*What is being asked*
Copy out the lines word for word, beginning with the line that contains "- film-result-row[interactable]: [0, 600, 606, 682]" and continuing through the line that contains "- tab-reviews[interactable]: REVIEWS: [142, 174, 240, 198]".

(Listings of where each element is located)
====================

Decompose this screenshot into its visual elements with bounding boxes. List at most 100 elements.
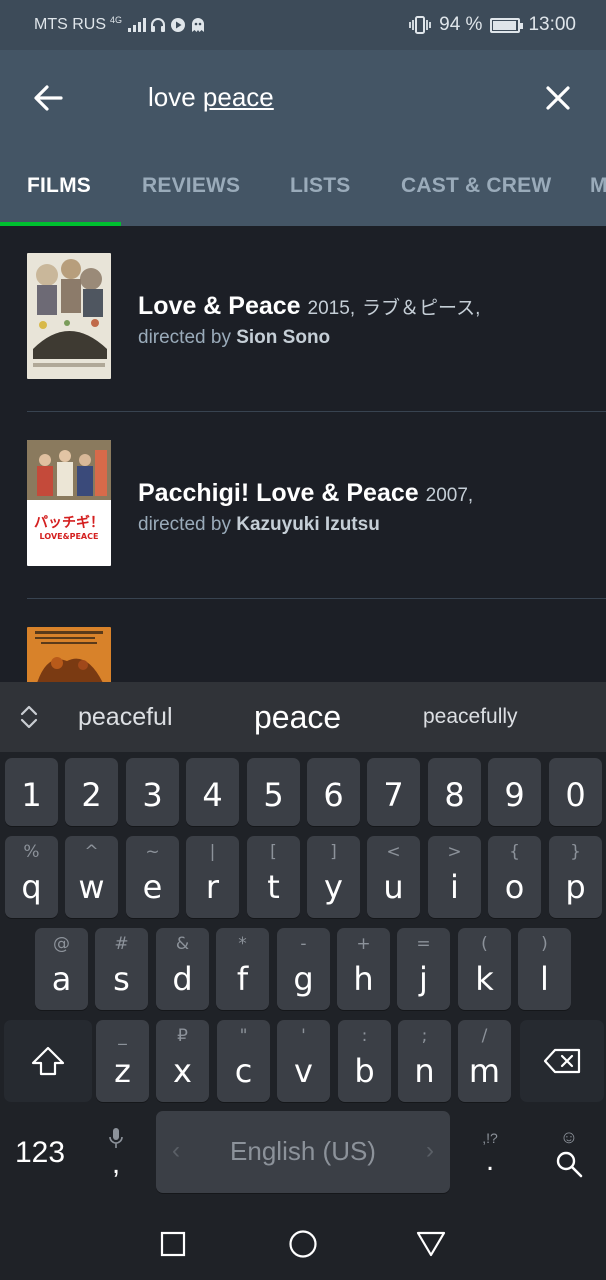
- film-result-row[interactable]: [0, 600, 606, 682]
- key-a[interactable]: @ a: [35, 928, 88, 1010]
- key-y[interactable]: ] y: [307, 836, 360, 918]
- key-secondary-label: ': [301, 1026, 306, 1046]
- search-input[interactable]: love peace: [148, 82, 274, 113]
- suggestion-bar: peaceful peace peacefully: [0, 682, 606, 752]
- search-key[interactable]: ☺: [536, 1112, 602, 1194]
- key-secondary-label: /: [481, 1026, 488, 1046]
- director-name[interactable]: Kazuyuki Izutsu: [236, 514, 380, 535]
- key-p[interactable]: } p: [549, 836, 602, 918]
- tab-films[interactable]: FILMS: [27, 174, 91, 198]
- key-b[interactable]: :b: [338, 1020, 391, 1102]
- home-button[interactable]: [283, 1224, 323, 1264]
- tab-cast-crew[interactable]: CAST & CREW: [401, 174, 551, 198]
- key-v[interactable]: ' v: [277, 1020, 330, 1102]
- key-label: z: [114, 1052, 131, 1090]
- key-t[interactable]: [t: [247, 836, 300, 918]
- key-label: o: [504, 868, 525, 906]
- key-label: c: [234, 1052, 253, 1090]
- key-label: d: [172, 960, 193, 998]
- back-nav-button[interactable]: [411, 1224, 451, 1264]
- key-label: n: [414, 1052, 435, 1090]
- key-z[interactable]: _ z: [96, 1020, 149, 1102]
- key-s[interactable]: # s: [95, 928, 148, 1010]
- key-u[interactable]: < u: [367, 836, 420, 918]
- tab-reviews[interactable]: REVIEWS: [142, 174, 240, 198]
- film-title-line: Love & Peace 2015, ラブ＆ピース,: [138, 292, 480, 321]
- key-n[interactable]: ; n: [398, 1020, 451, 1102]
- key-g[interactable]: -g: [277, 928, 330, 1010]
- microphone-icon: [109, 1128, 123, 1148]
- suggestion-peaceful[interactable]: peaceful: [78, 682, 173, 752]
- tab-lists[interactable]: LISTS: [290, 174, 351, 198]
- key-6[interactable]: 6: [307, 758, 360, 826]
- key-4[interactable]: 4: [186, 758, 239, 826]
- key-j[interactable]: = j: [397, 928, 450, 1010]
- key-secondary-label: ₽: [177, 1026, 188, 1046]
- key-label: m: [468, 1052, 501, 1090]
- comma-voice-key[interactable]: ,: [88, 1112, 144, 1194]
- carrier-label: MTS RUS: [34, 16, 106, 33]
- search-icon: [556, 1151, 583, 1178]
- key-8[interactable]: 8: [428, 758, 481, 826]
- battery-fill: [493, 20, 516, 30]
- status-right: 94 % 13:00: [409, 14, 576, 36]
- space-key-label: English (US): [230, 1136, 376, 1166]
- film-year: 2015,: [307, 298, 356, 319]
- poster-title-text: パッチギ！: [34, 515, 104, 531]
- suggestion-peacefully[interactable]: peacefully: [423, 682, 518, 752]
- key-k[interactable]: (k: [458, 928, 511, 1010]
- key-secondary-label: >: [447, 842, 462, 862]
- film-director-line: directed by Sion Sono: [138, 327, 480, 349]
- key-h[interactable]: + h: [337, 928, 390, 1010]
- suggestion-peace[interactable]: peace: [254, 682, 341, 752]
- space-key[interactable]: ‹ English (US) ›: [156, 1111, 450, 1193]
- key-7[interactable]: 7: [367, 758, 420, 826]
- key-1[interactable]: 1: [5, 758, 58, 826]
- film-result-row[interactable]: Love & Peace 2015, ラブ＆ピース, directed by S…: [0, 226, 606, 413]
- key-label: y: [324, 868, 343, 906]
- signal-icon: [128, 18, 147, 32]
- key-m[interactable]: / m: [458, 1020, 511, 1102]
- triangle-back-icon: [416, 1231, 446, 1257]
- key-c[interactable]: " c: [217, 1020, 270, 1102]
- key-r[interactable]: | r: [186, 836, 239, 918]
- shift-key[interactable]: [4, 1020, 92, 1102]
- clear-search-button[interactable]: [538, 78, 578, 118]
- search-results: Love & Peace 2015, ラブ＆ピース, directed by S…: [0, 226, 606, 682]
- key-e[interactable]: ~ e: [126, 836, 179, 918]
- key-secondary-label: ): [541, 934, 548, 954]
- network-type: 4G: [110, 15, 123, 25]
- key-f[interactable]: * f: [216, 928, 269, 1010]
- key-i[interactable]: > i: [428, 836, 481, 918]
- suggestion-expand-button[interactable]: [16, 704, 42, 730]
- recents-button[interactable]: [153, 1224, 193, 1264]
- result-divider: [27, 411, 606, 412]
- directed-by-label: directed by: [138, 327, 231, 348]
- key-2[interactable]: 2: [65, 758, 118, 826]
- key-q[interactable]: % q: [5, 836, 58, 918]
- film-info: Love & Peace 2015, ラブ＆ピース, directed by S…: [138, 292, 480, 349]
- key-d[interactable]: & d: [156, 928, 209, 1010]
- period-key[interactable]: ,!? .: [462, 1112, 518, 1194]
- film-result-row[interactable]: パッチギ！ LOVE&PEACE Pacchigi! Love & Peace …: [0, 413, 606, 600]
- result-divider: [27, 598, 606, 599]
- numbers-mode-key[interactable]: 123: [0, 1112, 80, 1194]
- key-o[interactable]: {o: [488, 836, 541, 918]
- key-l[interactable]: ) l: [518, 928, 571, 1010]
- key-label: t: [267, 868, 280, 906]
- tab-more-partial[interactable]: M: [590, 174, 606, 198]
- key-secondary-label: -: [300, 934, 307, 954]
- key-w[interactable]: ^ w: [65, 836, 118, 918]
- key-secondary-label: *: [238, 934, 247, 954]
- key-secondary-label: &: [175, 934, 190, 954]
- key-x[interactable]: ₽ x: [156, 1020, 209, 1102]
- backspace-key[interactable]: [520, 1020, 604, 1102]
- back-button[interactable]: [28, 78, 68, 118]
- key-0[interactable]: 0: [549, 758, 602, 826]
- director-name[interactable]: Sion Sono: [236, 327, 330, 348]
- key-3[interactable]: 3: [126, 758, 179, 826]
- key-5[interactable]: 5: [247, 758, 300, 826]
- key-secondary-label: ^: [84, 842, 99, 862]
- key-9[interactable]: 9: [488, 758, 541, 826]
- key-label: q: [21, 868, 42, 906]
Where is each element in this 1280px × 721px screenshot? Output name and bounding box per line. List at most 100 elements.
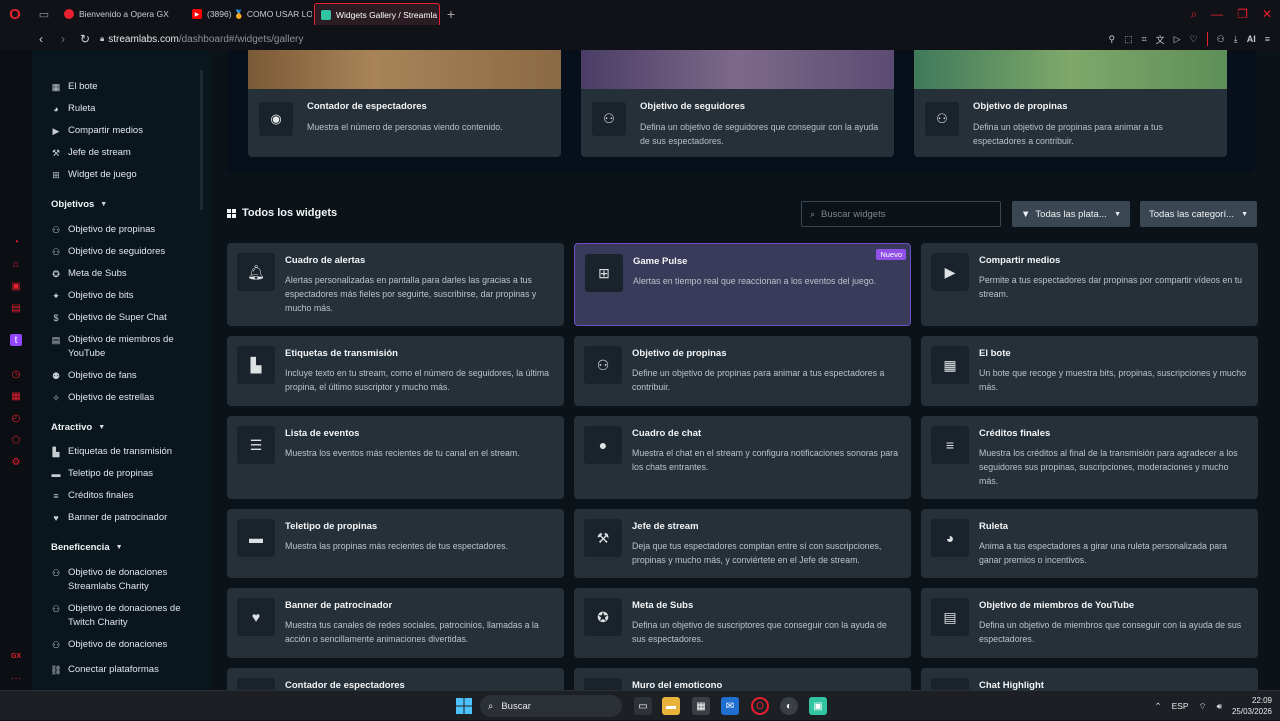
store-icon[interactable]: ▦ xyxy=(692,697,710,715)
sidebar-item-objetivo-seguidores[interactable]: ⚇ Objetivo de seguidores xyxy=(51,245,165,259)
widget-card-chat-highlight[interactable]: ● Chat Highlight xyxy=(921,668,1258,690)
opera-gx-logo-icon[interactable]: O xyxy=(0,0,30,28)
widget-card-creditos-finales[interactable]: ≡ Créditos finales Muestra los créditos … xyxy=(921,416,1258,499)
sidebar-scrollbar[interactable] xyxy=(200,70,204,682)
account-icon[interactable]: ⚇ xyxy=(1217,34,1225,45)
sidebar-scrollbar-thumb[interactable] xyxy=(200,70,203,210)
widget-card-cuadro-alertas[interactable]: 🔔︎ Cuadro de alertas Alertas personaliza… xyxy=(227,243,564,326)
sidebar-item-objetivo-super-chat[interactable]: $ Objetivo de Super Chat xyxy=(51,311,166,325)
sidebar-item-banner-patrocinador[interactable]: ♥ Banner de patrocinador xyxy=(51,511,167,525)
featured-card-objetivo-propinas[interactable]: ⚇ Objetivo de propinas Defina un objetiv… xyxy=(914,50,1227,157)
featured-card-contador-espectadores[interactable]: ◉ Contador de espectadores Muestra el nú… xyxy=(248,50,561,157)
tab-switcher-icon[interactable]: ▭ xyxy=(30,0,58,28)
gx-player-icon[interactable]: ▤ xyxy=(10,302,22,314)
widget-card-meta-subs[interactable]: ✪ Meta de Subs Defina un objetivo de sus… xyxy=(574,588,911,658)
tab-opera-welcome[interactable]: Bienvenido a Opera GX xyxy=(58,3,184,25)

====================

*Worked answer*
- film-result-row[interactable]: [0, 600, 606, 682]
- key-a[interactable]: @ a: [35, 928, 88, 1010]
- key-y[interactable]: ] y: [307, 836, 360, 918]
- key-secondary-label: ': [301, 1026, 306, 1046]
- search-input[interactable]: love peace: [148, 82, 274, 113]
- suggestion-bar: peaceful peace peacefully: [0, 682, 606, 752]
- search-key[interactable]: ☺: [536, 1112, 602, 1194]
- key-secondary-label: /: [481, 1026, 488, 1046]
- director-name[interactable]: Kazuyuki Izutsu: [236, 514, 380, 535]
- key-p[interactable]: } p: [549, 836, 602, 918]
- tab-films[interactable]: FILMS: [27, 174, 91, 198]
- key-b[interactable]: :b: [338, 1020, 391, 1102]
- home-button[interactable]: [283, 1224, 323, 1264]
- tab-cast-crew[interactable]: CAST & CREW: [401, 174, 551, 198]
- key-v[interactable]: ' v: [277, 1020, 330, 1102]
- key-label: z: [114, 1052, 131, 1090]
- key-t[interactable]: [t: [247, 836, 300, 918]
- key-label: o: [504, 868, 525, 906]
- key-label: c: [234, 1052, 253, 1090]
- key-label: d: [172, 960, 193, 998]
- back-nav-button[interactable]: [411, 1224, 451, 1264]
- key-label: n: [414, 1052, 435, 1090]
- key-z[interactable]: _ z: [96, 1020, 149, 1102]
- key-s[interactable]: # s: [95, 928, 148, 1010]
- key-u[interactable]: < u: [367, 836, 420, 918]
- tab-reviews[interactable]: REVIEWS: [142, 174, 240, 198]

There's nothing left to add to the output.